- **Written request**: The entries below should be given again exactly, minus their pictures.
━━━━━━━━━━━━━━━━
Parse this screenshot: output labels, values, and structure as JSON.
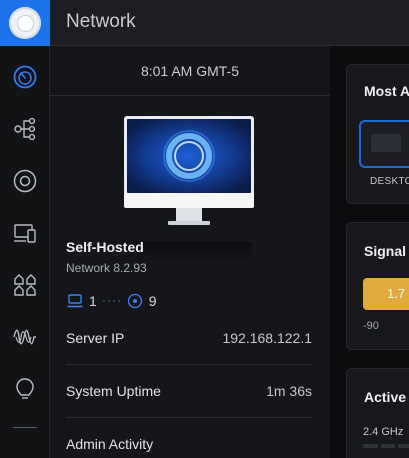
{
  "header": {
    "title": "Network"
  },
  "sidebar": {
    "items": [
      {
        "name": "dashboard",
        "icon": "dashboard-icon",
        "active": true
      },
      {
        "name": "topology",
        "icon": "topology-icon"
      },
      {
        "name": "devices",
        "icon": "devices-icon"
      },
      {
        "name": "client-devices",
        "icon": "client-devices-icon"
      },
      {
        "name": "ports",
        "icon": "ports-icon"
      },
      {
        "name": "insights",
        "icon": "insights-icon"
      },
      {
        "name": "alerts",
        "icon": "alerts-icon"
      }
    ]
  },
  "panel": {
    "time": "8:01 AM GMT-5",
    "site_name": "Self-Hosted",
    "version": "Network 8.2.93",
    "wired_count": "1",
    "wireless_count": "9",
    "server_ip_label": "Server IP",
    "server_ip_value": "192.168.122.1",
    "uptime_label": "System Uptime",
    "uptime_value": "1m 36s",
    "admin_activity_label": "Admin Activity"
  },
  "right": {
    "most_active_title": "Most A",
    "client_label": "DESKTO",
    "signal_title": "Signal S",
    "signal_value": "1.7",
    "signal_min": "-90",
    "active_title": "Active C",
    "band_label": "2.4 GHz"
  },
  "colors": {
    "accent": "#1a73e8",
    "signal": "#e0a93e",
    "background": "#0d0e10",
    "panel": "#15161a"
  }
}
━━━━━━━━━━━━━━━━
- **Task answer**:
Parse this screenshot: output labels, values, and structure as JSON.
{
  "header": {
    "title": "Network"
  },
  "sidebar": {
    "items": [
      {
        "name": "dashboard",
        "icon": "dashboard-icon",
        "active": true
      },
      {
        "name": "topology",
        "icon": "topology-icon"
      },
      {
        "name": "devices",
        "icon": "devices-icon"
      },
      {
        "name": "client-devices",
        "icon": "client-devices-icon"
      },
      {
        "name": "ports",
        "icon": "ports-icon"
      },
      {
        "name": "insights",
        "icon": "insights-icon"
      },
      {
        "name": "alerts",
        "icon": "alerts-icon"
      }
    ]
  },
  "panel": {
    "time": "8:01 AM GMT-5",
    "site_name": "Self-Hosted",
    "version": "Network 8.2.93",
    "wired_count": "1",
    "wireless_count": "9",
    "server_ip_label": "Server IP",
    "server_ip_value": "192.168.122.1",
    "uptime_label": "System Uptime",
    "uptime_value": "1m 36s",
    "admin_activity_label": "Admin Activity"
  },
  "right": {
    "most_active_title": "Most A",
    "client_label": "DESKTO",
    "signal_title": "Signal S",
    "signal_value": "1.7",
    "signal_min": "-90",
    "active_title": "Active C",
    "band_label": "2.4 GHz"
  },
  "colors": {
    "accent": "#1a73e8",
    "signal": "#e0a93e",
    "background": "#0d0e10",
    "panel": "#15161a"
  }
}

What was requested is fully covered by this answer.